**JOB**:
Show every line where "text" occurs.
>> Start
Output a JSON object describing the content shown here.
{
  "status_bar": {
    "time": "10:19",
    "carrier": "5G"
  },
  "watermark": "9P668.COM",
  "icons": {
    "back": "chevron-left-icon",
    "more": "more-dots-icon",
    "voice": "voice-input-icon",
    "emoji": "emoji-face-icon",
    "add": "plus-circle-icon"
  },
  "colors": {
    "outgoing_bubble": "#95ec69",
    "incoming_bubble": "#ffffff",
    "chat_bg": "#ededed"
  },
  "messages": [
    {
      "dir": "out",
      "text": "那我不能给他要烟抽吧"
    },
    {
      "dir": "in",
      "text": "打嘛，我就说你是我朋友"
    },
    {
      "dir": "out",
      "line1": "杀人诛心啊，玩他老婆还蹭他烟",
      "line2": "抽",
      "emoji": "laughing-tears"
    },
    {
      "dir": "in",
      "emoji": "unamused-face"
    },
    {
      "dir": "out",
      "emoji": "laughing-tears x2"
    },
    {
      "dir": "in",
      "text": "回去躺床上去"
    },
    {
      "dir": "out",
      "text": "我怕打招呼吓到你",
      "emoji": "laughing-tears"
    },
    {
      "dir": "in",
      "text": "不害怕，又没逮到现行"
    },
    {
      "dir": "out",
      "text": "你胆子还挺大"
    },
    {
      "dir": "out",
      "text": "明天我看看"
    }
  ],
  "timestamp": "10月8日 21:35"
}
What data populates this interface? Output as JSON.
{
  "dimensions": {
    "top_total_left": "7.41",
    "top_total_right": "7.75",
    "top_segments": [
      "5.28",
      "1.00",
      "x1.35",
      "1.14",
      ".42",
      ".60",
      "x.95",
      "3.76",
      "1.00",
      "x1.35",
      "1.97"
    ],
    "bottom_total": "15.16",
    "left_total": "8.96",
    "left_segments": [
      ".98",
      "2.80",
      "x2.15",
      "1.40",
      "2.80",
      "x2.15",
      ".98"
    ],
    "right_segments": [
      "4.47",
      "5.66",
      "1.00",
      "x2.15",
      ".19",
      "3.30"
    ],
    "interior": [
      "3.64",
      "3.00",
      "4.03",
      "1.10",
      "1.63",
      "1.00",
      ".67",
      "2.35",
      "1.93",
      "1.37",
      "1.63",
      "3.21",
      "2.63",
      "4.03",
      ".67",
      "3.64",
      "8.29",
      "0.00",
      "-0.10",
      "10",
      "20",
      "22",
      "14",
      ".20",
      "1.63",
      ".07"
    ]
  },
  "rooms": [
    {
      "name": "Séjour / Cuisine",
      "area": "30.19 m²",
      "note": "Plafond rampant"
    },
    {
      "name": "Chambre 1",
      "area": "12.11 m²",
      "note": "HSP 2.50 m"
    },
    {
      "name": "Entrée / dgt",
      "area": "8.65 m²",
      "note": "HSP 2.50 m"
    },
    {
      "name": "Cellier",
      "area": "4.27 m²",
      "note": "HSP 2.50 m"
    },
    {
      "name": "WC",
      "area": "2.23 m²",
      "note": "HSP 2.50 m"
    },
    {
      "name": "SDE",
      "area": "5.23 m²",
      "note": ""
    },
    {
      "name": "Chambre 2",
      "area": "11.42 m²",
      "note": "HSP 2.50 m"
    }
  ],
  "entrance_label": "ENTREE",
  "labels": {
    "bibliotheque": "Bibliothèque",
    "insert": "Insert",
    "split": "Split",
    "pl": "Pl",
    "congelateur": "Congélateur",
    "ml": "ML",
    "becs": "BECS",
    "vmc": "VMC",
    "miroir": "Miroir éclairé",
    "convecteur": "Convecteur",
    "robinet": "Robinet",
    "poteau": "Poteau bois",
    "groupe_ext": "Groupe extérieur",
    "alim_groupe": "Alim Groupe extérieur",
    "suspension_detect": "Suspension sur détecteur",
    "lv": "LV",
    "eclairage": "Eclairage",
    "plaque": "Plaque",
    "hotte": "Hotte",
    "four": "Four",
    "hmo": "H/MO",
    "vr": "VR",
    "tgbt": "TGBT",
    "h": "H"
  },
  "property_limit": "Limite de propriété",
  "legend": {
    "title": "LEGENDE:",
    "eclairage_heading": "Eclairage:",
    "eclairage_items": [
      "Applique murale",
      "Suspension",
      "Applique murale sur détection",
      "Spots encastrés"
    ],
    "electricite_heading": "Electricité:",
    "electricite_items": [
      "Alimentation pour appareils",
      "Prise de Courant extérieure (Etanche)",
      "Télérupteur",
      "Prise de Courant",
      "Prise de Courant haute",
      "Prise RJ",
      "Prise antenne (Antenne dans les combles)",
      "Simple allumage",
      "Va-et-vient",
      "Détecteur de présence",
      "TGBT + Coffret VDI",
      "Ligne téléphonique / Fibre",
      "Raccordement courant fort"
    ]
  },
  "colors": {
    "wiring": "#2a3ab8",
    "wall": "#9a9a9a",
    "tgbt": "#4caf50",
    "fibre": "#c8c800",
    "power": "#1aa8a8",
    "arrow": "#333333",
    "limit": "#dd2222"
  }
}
>> End
**THE OUTPUT**:
      "text": "那我不能给他要烟抽吧"
      "text": "打嘛，我就说你是我朋友"
      "text": "回去躺床上去"
      "text": "我怕打招呼吓到你",
      "text": "不害怕，又没逮到现行"
      "text": "你胆子还挺大"
      "text": "明天我看看"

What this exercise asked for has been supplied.